Start The records

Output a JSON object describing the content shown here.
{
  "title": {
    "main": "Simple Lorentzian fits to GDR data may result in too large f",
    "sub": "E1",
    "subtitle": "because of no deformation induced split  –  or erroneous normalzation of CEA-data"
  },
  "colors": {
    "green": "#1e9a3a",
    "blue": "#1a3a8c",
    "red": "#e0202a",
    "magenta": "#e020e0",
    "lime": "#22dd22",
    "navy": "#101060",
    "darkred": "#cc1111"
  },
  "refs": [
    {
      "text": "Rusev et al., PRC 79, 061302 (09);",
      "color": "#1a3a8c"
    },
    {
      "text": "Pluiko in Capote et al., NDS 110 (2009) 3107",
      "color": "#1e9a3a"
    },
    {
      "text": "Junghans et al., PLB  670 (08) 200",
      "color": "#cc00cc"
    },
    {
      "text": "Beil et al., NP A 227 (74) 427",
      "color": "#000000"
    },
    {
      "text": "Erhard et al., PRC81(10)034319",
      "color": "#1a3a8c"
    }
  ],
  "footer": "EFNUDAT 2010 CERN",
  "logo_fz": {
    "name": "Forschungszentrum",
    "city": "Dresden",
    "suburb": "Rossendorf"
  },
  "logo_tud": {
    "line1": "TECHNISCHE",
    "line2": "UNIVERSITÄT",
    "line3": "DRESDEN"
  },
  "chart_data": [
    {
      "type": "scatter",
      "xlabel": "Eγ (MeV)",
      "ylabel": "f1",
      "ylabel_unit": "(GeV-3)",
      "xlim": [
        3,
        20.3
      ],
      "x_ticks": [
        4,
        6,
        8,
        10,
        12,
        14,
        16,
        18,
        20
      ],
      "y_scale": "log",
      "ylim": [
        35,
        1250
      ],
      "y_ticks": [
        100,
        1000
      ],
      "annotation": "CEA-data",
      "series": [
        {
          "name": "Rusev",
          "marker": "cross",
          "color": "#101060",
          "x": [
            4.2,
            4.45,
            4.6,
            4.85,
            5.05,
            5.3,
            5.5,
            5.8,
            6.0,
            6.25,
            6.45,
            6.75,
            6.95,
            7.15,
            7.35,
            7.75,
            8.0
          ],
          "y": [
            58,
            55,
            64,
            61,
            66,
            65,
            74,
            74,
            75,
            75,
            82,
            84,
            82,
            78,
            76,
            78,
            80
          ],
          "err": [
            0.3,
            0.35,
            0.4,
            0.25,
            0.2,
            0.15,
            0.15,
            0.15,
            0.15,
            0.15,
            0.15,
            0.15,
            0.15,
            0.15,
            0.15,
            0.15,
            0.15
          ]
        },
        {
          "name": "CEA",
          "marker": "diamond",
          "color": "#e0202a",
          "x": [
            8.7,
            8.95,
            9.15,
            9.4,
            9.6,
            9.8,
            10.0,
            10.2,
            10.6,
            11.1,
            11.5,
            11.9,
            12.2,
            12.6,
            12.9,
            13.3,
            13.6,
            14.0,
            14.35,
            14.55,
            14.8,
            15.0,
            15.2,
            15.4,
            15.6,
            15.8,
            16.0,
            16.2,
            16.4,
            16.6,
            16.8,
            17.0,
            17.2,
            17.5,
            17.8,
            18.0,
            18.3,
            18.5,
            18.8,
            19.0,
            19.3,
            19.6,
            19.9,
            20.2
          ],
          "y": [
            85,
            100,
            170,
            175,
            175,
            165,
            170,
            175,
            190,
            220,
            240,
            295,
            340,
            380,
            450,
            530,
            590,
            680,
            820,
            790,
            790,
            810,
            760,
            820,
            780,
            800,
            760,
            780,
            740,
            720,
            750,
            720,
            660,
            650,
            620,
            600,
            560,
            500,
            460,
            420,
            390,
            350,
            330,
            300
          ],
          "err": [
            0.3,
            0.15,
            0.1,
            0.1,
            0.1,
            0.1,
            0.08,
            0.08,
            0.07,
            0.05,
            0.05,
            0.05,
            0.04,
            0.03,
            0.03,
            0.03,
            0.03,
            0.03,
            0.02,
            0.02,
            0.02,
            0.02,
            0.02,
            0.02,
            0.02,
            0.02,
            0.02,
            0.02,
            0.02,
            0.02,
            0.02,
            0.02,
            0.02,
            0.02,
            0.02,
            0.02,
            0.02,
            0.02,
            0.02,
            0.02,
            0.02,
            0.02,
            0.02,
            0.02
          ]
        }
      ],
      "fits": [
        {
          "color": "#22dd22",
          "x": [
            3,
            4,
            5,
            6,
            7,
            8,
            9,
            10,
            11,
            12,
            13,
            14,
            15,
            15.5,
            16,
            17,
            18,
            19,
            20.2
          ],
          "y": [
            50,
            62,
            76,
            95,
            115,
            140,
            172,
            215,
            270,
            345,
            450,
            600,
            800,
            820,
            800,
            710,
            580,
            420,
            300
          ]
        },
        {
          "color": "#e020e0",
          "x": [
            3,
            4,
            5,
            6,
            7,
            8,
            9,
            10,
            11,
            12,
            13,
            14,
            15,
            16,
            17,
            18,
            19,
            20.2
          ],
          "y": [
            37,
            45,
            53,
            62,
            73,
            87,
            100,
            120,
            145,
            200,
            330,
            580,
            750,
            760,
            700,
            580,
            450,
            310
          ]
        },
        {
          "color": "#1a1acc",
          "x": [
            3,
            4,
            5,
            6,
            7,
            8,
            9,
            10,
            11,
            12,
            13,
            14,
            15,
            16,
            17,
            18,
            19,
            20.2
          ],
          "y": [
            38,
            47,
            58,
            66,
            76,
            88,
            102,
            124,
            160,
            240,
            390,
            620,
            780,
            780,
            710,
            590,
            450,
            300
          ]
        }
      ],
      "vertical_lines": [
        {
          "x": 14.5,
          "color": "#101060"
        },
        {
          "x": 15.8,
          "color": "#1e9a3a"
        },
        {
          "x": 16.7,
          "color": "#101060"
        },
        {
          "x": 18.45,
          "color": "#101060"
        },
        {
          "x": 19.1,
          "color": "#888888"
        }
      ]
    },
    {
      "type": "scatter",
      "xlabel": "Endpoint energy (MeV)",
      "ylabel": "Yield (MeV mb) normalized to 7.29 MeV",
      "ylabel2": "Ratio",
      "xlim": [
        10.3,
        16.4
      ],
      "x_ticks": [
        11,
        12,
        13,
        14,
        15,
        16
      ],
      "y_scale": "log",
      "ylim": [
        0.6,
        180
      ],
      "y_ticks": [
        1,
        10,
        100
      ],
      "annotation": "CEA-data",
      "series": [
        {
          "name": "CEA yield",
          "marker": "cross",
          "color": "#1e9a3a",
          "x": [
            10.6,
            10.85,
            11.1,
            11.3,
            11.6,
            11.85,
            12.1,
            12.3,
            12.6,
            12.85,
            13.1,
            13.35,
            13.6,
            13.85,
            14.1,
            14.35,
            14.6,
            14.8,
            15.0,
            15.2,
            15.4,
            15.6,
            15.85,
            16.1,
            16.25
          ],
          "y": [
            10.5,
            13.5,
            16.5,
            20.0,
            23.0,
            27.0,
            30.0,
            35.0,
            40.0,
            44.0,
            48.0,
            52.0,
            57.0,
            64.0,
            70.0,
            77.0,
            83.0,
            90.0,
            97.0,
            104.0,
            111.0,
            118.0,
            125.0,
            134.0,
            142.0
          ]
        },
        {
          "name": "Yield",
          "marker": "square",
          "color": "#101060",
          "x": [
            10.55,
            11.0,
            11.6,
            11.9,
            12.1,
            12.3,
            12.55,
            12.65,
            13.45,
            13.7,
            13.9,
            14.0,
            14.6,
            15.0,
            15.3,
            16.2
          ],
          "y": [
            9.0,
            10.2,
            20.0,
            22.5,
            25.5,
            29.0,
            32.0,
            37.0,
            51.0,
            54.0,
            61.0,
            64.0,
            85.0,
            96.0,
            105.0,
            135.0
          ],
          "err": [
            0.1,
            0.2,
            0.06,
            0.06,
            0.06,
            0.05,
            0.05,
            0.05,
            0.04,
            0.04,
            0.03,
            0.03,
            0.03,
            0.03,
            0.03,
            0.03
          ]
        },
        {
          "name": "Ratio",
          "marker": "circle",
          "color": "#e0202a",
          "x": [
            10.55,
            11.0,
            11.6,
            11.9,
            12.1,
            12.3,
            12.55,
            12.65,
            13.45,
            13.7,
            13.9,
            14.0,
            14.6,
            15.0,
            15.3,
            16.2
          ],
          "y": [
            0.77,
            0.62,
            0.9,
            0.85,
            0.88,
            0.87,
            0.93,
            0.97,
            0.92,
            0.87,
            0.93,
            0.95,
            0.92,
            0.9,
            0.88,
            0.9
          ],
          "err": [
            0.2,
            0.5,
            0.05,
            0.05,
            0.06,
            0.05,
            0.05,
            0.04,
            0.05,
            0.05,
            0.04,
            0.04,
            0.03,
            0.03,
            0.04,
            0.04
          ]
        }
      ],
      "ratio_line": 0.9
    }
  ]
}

End The records

• Problem requirements: Return solely the number of lines in the data that include the word "text".

• Task response: 5